**SUPPLIED TEXT:**
Hello
After training successfully a policy using tune and rlib and with use_attention, I try to restore the policy so I can actually use it (inference? sorry I’m still grasping the concepts here )
But I get an error due to the attention net and seq_lens not being None
I believe this is the relevant part of the code:
ppo_config = (
PPOConfig()
.resources(num_cpus_per_worker=1)
.environment(env="ACustomGym", disable_env_checking=True)
.rollouts( preprocessor_pref=None, observation_filter="NoFilter", compress_observations=False, num_rollout_workers=1 )
.framework(framework="tf2", eager_tracing=True)
.training(model={"use_attention":True})
.experimental( _disable_preprocessor_api=True)
)
analysis = tune.run(
"PPO",
metric = "episode_reward_mean",
mode = "max",
scheduler = pbt,
num_samples=1,
config = ppo_config.to_dict(),
stop = stopping_criteria,
local_dir = "D:/ray_results",
checkpoint_freq = 1,
raise_on_failed_trial=False
)
best_result =analysis.get_best_trial()
loaded_ppo = Algorithm.from_checkpoint(best_result.checkpoint.to_air_checkpoint())
loaded_policy = loaded_ppo.get_policy()
my_gym = ACustomGym()
obs,info = my_gym.reset()
done = False
total_r = 0
while not done:
action,_,_ = loaded_policy.compute_single_action(obs)
obs, reward, terminated, truncated, info = my_gym.step(action)
done = terminated or truncated
total_r = total_r + reward
print(total_r)
But then the error I get on line
action,_,_ = loaded_policy.compute_single_action(obs)
is this one:
Traceback (most recent call last):
File "d:\generic\main_PB2.py", line 288, in <module>
action,_,_ = loaded_policy.compute_single_action(obs)
File "C:\ProgramData\Anaconda3\envs\py3108\lib\site-packages\ray\rllib\policy\policy.py", line 489, in compute_single_action
out = self.compute_actions_from_input_dict(
File "C:\ProgramData\Anaconda3\envs\py3108\lib\site-packages\ray\rllib\policy\eager_tf_policy.py", line 138, in _func
return obj(self_, *args, **kwargs)
File "C:\ProgramData\Anaconda3\envs\py3108\lib\site-packages\ray\rllib\policy\eager_tf_policy.py", line 190, in compute_actions_from_input_dict
return super(TracedEagerPolicy, self).compute_actions_from_input_dict(
File "C:\ProgramData\Anaconda3\envs\py3108\lib\site-packages\ray\rllib\policy\eager_tf_policy_v2.py", line 461, in compute_actions_from_input_dict
ret = self._compute_actions_helper(
File "C:\ProgramData\Anaconda3\envs\py3108\lib\site-packages\ray\rllib\policy\eager_tf_policy.py", line 96, in _func
return func(*eager_args, **eager_kwargs)
File "C:\ProgramData\Anaconda3\envs\py3108\lib\site-packages\tensorflow\python\util\traceback_utils.py", line 153, in error_handler
raise e.with_traceback(filtered_tb) from None
File "C:\ProgramData\Anaconda3\envs\py3108\lib\site-packages\ray\rllib\utils\threading.py", line 24, in wrapper
return func(self, *a, **k)

**INFORMATION SHOWN:**
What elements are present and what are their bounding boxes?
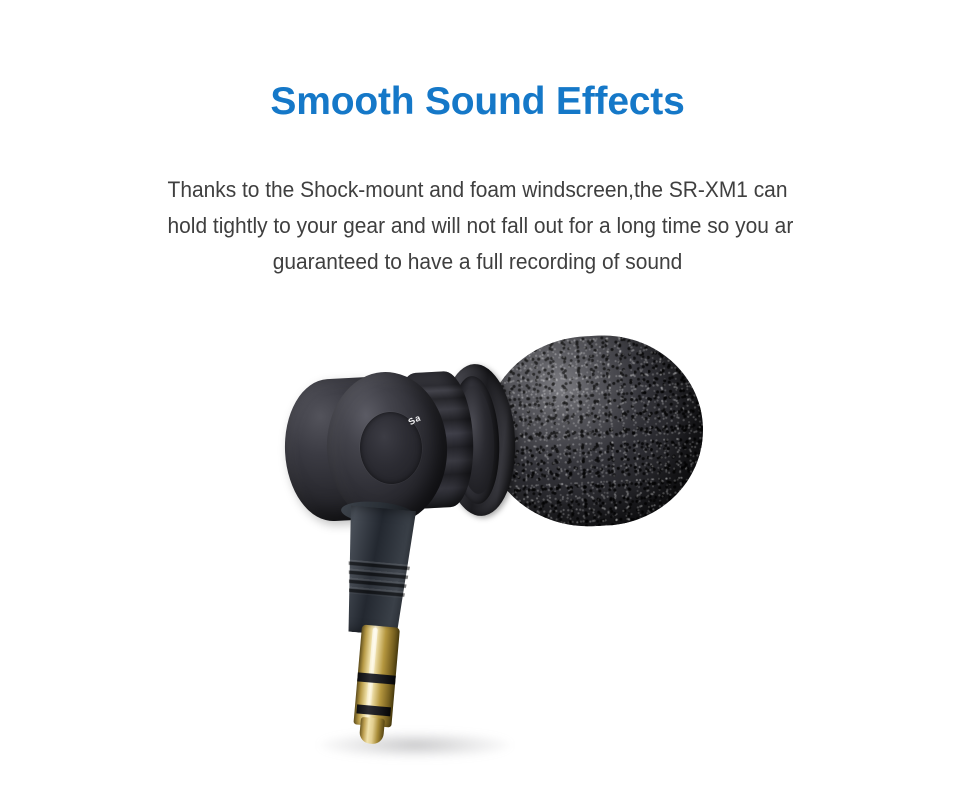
trs-plug-tip bbox=[359, 717, 385, 745]
product-drop-shadow bbox=[320, 732, 510, 758]
trs-plug bbox=[352, 625, 400, 744]
microphone-product-image: Saramonic bbox=[265, 320, 735, 770]
description-line-1: Thanks to the Shock-mount and foam winds… bbox=[33, 172, 921, 208]
description-line-2: hold tightly to your gear and will not f… bbox=[33, 208, 921, 244]
product-feature-page: Smooth Sound Effects Thanks to the Shock… bbox=[0, 0, 955, 788]
description-paragraph: Thanks to the Shock-mount and foam winds… bbox=[0, 172, 955, 280]
product-photo-stage: Saramonic bbox=[0, 300, 955, 788]
page-title: Smooth Sound Effects bbox=[0, 80, 955, 124]
description-line-3: guaranteed to have a full recording of s… bbox=[33, 244, 921, 280]
saramonic-logo-badge: Saramonic bbox=[358, 410, 424, 485]
plug-housing-ridges bbox=[334, 558, 423, 599]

**WRITTEN INSTRUCTION A:**
In the forum post about restoring the trained policy, which framework does the PPO configuration specify?
**WRITTEN INSTRUCTION B:**
Reproduce the stretch of the forum post from "my_gym = ACustomGym()" through "print(total_r)", swapping "total_r" for "episode_return".

**EXPECTED ANSWER A:**
It specifies the tf2 framework.

**EXPECTED ANSWER B:**
my_gym = ACustomGym()
obs,info = my_gym.reset()
done = False
episode_return = 0
while not done:
action,_,_ = loaded_policy.compute_single_action(obs)
obs, reward, terminated, truncated, info = my_gym.step(action)
done = terminated or truncated
episode_return = episode_return + reward
print(episode_return)